Computer systems and computerized systems help human beings to work efficiently and explore the unthinkable. When these devices are connected together to form a network, the capabilities are enhanced multiple-times. Some basic services computer network can offer are.

Directory Services

These services are mapping between name and its value, which can be variable value or fixed. This software system helps to store the information, organize it, and provides various means of accessing it.
  • Accounting
    In an organization, a number of users have their user names and passwords mapped to them. Directory Services provide means of storing this information in cryptic form and make available when requested.
  • Authentication &and Authorization
    User credentials are checked to authenticate a user at the time of login and/or periodically. User accounts can be set into hierarchical structure and their access to resources can be controlled using authorization schemes.
  • Domain Name Services
    DNS is widely used and one of the essential services on which internet works. This system maps IP addresses to domain names, which are easier to remember and recall than IP addresses. Because network operates with the help of IP addresses and humans tend to remember website names, the DNS provides website’s IP address which is mapped to its name from the back-end on the request of a website name from the user.

File Services

File services include sharing and transferring files over the network.
  • File Sharing
    One of the reason which gave birth to networking was file sharing. File sharing enables its users to share their data with other users. User can upload the file to a specific server, which is accessible by all intended users. As an alternative, user can make its file shared on its own computer and provides access to intended users.
  • File Transfer
    This is an activity to copy or move file from one computer to another computer or to multiple computers, with help of underlying network. Network enables its user to locate other users in the network and transfers files.

Communication Services

  • Email
    Electronic mail is a communication method and something a computer user cannot work without. This is the basis of today’s internet features. Email system has one or more email servers. All its users are provided with unique IDs. When a user sends email to other user, it is actually transferred between users with help of email server.
  • Social Networking
    Recent technologies have made technical life social. The computer savvy peoples, can find other known peoples or friends, can connect with them, and can share thoughts, pictures, and videos.
  • Internet Chat
    Internet chat provides instant text transfer services between two hosts. Two or more people can communicate with each other using text based Internet Relay Chat services. These days, voice chat and video chat are very common.
  • Discussion Boards
    Discussion boards provide a mechanism to connect multiple peoples with same interests.It enables the users to put queries, questions, suggestions etc. which can be seen by all other users. Other may respond as well.
  • Remote Access
    This service enables user to access the data residing on the remote computer. This feature is known as Remote desktop. This can be done via some remote device, e.g. mobile phone or home computer.

Application Services

These are nothing but providing network based services to the users such as web services, database managing, and resource sharing.
  • Resource Sharing
    To use resources efficiently and economically, network provides a mean to share them. This may include Servers, Printers, and Storage Media etc.
  • Databases
    This application service is one of the most important services. It stores data and information, processes it, and enables the users to retrieve it efficiently by using queries. Databases help organizations to make decisions based on statistics.
  • Web Services
    World Wide Web has become the synonym for internet.It is used to connect to the internet, and access files and information services provided by the internet servers.

Given information:
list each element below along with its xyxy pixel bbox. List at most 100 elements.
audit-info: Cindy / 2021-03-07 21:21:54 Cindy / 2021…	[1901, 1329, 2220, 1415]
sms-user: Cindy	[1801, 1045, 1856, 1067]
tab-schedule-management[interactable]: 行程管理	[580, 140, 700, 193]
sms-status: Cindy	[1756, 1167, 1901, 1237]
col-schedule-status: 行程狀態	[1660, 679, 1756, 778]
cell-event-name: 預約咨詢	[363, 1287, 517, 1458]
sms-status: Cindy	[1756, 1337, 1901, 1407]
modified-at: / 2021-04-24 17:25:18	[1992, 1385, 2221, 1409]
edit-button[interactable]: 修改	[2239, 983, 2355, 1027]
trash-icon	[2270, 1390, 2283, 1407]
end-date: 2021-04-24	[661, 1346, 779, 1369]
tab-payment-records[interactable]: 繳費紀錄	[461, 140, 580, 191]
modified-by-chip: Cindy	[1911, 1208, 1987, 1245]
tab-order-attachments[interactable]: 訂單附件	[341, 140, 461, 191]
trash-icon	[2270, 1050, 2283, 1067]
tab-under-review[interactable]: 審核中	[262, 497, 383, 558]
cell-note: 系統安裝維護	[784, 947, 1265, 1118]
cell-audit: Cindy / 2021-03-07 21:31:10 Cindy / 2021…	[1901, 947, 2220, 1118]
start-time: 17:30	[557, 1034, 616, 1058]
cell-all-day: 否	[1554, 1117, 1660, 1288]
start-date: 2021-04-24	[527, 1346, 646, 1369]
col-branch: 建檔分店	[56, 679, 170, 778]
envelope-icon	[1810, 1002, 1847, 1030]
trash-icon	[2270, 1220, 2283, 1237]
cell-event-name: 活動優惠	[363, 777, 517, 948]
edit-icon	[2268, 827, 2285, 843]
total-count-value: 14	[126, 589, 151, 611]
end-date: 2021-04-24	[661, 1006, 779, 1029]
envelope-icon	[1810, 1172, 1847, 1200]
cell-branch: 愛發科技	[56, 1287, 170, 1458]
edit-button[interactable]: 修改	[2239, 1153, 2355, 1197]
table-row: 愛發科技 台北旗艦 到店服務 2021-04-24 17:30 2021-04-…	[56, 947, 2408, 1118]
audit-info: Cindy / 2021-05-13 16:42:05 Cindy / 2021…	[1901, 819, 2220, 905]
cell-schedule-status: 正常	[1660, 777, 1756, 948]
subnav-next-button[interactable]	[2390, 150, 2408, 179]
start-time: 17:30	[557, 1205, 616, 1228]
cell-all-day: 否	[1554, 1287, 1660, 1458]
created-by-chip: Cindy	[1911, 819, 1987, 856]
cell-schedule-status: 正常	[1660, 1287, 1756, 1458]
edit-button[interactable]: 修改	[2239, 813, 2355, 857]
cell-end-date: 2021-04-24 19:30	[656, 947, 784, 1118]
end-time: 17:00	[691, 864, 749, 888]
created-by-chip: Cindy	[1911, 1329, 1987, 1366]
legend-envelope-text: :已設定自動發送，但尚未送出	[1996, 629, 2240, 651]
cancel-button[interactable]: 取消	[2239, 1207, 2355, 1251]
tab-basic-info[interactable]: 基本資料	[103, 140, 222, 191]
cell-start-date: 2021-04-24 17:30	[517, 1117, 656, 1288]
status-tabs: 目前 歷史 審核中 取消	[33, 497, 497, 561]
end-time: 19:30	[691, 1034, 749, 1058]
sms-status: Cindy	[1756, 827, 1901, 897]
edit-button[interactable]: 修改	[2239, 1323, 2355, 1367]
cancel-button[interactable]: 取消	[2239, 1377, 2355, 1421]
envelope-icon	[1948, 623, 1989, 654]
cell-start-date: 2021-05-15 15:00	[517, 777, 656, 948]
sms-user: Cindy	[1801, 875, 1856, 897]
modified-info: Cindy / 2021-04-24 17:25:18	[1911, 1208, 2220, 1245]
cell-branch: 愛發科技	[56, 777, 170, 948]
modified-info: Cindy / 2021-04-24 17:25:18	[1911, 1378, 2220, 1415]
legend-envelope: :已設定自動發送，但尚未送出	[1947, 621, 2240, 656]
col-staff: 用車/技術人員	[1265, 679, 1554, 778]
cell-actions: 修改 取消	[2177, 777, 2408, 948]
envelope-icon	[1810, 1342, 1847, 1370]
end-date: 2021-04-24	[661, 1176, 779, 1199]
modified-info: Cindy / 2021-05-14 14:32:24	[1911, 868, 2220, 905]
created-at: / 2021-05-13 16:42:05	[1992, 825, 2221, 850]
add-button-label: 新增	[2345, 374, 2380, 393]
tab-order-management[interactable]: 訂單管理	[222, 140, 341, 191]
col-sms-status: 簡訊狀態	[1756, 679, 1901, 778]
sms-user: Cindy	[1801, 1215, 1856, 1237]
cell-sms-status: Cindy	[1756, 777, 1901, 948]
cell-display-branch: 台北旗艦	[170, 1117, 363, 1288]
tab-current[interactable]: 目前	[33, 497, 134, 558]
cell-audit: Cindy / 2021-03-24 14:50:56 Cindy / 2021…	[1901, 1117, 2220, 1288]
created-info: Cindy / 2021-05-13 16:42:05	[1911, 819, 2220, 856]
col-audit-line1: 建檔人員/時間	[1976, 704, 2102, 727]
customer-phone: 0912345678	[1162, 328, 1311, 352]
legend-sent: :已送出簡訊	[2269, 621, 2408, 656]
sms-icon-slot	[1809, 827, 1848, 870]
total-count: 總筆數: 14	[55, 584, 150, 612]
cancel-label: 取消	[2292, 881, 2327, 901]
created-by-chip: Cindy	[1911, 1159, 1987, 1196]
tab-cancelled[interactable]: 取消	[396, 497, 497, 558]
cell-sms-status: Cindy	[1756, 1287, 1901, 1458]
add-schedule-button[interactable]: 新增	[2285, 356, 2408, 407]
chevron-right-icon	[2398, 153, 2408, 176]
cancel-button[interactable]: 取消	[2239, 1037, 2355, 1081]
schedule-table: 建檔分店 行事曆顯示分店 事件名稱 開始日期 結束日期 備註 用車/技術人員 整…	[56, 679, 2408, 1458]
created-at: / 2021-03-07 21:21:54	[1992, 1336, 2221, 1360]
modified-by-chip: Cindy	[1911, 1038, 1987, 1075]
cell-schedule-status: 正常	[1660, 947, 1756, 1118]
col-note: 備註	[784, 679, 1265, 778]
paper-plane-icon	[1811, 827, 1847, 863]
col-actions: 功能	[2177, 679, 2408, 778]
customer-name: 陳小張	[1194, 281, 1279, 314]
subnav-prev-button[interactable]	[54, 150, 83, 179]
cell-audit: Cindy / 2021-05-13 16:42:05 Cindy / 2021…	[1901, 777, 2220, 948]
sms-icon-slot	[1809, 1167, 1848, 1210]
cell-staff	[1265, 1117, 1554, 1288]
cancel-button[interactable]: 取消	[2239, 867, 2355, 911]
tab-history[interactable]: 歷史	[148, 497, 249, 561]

Exercise brief: List every service that the text on computer network services places under the "Communication Services" heading. The records play no part in this.

Written solution:
- Email
- Social Networking
- Internet Chat
- Discussion Boards
- Remote Access